— Material shown —
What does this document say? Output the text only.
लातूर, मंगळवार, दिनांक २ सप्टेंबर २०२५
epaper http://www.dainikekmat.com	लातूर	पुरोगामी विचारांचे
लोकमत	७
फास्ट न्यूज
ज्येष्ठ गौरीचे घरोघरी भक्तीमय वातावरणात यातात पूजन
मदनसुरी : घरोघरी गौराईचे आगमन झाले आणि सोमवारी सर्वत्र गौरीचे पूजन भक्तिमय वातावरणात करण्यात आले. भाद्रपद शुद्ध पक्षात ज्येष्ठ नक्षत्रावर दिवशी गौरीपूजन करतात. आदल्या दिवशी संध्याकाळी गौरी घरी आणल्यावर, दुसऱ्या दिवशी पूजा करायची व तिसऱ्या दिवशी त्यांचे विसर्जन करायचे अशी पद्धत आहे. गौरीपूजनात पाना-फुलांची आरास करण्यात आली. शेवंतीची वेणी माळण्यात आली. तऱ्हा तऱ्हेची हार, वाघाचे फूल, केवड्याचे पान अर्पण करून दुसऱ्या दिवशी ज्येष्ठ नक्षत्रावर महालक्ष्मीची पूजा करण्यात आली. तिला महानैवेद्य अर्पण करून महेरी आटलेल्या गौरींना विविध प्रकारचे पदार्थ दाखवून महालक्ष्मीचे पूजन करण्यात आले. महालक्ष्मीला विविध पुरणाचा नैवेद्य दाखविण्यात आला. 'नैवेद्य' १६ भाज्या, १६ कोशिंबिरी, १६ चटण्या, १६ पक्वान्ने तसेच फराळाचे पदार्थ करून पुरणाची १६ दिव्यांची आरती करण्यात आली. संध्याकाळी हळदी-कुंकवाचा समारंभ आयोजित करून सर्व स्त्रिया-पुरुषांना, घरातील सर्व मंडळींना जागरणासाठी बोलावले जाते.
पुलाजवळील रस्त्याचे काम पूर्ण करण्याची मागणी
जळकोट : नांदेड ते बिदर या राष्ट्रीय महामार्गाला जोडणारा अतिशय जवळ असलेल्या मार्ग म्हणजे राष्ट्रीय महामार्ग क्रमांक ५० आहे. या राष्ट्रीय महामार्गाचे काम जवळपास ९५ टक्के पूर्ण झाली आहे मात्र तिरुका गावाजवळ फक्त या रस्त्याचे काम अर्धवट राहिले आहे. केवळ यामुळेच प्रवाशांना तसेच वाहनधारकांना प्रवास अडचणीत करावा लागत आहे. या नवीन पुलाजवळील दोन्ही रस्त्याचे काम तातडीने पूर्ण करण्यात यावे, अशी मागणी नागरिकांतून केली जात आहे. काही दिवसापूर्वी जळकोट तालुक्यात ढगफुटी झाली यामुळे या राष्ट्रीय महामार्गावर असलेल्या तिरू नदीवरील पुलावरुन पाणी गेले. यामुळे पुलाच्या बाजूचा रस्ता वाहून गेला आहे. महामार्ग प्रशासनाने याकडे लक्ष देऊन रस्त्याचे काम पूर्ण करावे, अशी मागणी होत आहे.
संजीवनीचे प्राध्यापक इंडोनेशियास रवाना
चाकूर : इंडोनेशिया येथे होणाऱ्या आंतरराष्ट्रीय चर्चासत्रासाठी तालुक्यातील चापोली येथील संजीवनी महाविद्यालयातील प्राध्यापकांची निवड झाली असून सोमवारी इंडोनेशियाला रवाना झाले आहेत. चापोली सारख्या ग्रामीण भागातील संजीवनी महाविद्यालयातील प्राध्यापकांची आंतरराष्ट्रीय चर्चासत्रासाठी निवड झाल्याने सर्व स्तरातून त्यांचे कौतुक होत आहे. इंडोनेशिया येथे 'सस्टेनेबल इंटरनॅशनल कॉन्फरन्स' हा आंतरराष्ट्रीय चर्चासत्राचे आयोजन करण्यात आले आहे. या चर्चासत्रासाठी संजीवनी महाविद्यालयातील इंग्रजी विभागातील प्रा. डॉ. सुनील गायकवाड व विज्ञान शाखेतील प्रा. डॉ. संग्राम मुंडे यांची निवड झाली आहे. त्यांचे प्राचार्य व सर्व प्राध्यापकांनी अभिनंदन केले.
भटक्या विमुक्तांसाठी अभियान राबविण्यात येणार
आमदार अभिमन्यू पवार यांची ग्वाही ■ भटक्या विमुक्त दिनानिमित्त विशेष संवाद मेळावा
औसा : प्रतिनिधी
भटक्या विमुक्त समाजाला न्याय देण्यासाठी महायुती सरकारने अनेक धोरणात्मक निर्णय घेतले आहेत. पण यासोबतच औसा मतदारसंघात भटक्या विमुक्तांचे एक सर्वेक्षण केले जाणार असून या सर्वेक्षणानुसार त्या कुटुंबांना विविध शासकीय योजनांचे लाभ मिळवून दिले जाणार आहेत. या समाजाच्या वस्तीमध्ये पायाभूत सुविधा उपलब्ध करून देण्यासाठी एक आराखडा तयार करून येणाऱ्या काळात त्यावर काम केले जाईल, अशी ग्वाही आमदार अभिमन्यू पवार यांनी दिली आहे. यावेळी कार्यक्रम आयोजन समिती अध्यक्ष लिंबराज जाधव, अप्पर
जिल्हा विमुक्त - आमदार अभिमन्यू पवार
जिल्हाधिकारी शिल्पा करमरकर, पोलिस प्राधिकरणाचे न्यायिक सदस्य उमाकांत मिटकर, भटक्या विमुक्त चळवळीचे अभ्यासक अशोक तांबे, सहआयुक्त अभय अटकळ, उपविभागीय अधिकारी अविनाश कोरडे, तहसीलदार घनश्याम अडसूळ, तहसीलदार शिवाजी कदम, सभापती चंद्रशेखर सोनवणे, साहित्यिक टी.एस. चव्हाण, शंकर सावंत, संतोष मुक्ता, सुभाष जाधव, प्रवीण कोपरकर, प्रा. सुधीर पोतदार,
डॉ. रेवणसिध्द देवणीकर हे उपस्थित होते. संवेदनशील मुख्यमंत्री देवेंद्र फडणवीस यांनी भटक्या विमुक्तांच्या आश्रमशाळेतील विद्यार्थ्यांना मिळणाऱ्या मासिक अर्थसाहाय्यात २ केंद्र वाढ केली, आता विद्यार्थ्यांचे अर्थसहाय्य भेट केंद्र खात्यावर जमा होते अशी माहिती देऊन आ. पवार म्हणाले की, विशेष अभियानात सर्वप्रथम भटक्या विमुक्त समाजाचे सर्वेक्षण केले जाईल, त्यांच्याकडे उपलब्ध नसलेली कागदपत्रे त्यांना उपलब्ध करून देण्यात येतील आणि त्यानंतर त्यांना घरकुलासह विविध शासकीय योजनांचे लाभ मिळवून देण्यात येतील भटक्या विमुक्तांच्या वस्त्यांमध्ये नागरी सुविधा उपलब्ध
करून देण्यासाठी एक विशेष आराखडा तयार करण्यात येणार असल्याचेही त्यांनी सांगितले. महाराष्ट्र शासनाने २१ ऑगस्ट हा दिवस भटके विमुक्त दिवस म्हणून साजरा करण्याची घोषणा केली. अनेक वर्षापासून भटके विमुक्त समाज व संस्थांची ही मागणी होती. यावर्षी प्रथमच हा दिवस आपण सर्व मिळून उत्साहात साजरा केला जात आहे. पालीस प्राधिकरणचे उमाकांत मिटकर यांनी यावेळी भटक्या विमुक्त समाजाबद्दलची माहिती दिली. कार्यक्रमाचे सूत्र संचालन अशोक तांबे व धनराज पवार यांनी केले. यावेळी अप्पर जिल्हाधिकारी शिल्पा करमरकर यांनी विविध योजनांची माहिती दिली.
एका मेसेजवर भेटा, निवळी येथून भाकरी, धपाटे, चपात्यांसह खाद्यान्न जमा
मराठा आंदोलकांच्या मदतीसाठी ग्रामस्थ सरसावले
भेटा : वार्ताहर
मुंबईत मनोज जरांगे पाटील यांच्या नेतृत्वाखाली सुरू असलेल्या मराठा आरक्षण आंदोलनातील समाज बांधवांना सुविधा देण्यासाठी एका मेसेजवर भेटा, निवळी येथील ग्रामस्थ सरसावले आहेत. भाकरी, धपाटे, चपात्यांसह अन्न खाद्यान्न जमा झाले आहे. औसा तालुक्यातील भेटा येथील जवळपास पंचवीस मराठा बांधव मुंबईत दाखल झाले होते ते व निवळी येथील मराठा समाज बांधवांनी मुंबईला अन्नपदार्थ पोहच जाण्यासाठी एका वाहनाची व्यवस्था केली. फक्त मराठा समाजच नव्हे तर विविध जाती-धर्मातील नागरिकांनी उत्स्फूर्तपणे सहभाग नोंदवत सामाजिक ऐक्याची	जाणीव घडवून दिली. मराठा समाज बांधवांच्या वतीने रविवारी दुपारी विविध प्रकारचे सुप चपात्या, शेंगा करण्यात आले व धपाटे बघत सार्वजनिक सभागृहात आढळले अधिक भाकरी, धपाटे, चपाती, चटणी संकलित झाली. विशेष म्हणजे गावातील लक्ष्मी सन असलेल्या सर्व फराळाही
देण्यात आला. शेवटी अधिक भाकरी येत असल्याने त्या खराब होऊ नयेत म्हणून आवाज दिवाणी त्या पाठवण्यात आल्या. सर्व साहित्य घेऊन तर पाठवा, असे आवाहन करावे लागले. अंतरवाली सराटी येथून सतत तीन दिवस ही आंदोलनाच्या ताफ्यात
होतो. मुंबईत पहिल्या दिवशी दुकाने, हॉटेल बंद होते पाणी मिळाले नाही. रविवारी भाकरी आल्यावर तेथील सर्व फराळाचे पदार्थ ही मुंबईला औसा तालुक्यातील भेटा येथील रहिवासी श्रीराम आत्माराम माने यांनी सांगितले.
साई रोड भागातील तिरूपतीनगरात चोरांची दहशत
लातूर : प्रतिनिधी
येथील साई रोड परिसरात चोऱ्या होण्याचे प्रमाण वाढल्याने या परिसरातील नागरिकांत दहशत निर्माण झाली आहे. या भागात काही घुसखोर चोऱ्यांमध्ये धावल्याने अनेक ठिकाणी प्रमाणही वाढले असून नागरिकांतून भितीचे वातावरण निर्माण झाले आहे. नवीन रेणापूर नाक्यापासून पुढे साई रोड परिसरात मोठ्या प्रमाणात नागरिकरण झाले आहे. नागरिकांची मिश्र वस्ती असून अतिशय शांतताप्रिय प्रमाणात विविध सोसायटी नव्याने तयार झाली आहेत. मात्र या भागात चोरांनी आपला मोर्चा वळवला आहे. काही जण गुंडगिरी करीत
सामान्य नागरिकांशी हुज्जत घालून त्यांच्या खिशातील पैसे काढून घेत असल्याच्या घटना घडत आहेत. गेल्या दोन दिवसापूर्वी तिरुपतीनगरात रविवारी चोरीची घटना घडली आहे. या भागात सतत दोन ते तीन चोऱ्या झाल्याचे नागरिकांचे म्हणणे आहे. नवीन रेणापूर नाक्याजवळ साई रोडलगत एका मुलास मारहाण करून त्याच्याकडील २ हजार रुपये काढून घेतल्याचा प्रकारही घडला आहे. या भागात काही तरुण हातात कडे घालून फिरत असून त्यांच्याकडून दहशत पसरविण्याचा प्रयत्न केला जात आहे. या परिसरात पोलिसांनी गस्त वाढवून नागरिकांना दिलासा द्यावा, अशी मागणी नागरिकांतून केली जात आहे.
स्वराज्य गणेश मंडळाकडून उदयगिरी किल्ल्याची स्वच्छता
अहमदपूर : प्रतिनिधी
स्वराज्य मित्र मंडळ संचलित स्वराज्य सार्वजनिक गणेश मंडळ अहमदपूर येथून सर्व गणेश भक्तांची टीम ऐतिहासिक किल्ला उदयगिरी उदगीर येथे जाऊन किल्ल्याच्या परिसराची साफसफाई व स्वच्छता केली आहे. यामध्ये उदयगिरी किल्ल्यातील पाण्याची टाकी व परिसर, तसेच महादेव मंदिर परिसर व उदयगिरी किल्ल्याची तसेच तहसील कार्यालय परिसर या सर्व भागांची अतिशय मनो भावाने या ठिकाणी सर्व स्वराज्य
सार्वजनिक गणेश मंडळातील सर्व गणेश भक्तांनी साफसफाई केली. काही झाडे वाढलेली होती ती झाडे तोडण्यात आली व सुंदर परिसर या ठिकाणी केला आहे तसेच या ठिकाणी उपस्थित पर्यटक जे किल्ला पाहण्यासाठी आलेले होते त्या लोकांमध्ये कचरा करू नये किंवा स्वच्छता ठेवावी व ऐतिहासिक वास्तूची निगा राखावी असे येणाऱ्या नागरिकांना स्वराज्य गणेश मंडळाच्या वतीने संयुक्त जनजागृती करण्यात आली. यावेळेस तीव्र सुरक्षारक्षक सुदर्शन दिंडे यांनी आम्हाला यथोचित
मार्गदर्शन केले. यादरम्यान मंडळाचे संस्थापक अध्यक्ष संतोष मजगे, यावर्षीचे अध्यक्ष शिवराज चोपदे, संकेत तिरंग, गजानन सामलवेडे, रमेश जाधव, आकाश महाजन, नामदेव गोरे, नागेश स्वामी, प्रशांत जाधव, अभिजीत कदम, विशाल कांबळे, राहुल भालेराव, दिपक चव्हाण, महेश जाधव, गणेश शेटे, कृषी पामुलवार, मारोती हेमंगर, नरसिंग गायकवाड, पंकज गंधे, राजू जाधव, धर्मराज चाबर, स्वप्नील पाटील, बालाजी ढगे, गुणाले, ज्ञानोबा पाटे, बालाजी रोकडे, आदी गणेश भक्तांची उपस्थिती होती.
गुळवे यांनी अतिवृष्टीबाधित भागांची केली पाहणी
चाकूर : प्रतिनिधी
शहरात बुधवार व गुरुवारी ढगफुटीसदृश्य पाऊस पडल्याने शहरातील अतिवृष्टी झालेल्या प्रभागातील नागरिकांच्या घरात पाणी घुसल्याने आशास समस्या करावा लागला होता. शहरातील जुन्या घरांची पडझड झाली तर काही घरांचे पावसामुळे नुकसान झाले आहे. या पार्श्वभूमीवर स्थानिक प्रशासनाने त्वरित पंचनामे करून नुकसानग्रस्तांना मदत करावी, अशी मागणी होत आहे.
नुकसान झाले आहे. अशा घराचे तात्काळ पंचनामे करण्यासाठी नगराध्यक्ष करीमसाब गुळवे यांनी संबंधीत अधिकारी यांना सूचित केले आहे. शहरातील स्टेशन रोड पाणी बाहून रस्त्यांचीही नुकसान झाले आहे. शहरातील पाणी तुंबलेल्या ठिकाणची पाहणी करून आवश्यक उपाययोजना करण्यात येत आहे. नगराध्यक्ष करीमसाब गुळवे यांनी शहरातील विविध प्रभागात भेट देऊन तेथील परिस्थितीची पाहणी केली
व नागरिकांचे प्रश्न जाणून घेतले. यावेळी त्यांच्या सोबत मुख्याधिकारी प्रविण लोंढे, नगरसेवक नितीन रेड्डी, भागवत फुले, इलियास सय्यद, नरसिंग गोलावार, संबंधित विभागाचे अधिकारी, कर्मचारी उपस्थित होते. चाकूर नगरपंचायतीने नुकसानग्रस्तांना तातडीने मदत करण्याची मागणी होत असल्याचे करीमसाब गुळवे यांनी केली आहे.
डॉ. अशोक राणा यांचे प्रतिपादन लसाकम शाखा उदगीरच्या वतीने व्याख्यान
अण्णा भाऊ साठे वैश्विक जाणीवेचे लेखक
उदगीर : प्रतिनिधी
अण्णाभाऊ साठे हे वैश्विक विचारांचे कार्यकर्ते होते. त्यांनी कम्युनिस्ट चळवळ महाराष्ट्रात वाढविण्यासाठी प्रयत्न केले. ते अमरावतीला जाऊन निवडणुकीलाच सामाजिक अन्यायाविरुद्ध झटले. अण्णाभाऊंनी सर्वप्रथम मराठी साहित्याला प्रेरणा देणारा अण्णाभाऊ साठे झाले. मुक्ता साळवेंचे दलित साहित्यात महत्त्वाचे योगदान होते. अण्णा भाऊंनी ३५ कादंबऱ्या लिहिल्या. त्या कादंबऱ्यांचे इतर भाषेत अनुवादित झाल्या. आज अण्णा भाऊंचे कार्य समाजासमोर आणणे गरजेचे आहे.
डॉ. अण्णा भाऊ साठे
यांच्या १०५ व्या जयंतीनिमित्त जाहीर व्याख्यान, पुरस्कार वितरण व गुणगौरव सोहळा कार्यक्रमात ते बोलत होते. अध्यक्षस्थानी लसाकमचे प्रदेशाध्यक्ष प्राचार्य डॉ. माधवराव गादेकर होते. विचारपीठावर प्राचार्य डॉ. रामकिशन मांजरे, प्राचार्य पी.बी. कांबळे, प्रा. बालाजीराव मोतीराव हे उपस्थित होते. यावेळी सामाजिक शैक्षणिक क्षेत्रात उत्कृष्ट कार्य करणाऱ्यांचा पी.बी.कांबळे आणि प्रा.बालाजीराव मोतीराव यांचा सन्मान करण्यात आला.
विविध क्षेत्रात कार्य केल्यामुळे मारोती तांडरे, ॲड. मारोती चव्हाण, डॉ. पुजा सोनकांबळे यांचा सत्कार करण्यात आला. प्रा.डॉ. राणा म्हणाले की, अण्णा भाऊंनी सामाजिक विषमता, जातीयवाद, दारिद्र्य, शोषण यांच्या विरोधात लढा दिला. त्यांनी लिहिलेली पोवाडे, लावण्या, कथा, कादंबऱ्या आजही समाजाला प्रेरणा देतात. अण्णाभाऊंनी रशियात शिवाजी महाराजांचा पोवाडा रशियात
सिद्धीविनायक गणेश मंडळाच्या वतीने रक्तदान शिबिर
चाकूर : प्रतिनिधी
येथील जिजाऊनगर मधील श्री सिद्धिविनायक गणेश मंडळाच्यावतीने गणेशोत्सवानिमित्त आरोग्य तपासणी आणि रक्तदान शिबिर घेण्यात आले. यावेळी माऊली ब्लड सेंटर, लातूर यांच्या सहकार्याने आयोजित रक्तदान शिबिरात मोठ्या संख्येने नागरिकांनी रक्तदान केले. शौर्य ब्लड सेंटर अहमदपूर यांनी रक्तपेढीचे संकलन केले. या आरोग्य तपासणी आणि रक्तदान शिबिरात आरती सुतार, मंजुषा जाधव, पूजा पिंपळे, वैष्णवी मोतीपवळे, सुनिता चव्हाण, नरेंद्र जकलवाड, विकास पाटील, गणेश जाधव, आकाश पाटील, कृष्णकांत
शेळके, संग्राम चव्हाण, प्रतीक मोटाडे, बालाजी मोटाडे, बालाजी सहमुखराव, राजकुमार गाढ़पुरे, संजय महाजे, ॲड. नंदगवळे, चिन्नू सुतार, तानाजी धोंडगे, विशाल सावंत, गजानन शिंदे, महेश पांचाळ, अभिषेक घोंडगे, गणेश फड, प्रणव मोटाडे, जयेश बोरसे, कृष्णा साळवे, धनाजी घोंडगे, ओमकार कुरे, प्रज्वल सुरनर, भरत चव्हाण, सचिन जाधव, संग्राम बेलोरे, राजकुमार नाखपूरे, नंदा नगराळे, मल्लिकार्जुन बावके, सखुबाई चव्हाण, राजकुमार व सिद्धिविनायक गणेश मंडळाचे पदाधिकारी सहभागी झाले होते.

— Set exercise —
Copy each line of the listing that holds the word "उदयग".

— Solution to the problem —
स्वराज्य गणेश मंडळाकडून उदयगिरी किल्ल्याची स्वच्छता
स्वराज्य मित्र मंडळ संचलित स्वराज्य सार्वजनिक गणेश मंडळ अहमदपूर येथून सर्व गणेश भक्तांची टीम ऐतिहासिक किल्ला उदयगिरी उदगीर येथे जाऊन किल्ल्याच्या परिसराची साफसफाई व स्वच्छता केली आहे. यामध्ये उदयगिरी किल्ल्यातील पाण्याची टाकी व परिसर, तसेच महादेव मंदिर परिसर व उदयगिरी किल्ल्याची तसेच तहसील कार्यालय परिसर या सर्व भागांची अतिशय मनो भावाने या ठिकाणी सर्व स्वराज्य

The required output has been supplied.